TASK GOAL:
Report how many lines contain the word "Manage", with no other text.

MATERIAL SHOWN:
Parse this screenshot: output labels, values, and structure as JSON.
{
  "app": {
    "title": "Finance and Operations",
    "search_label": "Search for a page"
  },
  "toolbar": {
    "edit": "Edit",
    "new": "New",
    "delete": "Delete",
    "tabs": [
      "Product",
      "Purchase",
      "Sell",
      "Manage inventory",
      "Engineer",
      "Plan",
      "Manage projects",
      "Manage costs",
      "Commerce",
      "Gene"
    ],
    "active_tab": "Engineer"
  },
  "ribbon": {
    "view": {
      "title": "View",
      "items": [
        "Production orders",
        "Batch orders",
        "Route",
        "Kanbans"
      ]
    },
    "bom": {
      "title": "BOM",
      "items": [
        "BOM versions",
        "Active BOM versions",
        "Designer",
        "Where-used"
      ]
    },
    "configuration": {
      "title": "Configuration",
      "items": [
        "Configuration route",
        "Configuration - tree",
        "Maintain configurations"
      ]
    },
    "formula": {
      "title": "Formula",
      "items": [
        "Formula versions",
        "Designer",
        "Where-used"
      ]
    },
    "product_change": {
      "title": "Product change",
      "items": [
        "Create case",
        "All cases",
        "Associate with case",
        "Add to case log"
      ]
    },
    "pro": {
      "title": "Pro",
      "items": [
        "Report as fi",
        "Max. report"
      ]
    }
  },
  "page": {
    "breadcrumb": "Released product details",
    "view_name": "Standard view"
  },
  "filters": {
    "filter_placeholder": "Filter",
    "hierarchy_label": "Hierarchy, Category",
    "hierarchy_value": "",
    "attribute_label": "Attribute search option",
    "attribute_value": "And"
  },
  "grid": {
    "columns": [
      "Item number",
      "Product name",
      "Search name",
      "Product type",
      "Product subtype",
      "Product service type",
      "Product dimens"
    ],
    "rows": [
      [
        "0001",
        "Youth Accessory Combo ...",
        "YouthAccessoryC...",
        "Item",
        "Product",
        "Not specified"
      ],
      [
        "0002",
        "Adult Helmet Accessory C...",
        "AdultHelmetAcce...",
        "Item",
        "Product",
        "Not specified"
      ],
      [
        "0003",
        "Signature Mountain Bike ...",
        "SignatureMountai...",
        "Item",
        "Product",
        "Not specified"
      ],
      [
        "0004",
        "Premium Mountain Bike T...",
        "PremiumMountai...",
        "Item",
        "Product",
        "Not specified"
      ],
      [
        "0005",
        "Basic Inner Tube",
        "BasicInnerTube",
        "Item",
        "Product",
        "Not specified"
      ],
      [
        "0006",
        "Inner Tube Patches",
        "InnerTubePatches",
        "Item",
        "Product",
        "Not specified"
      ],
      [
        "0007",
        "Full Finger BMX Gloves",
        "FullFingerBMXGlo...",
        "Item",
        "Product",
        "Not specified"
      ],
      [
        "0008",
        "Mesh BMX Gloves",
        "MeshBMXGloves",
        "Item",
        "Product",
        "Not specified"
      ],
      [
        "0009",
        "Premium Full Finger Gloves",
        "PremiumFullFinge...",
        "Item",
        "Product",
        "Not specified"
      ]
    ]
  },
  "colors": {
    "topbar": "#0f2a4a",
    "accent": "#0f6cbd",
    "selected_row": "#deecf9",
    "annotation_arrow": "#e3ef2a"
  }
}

TASK RESULT:
3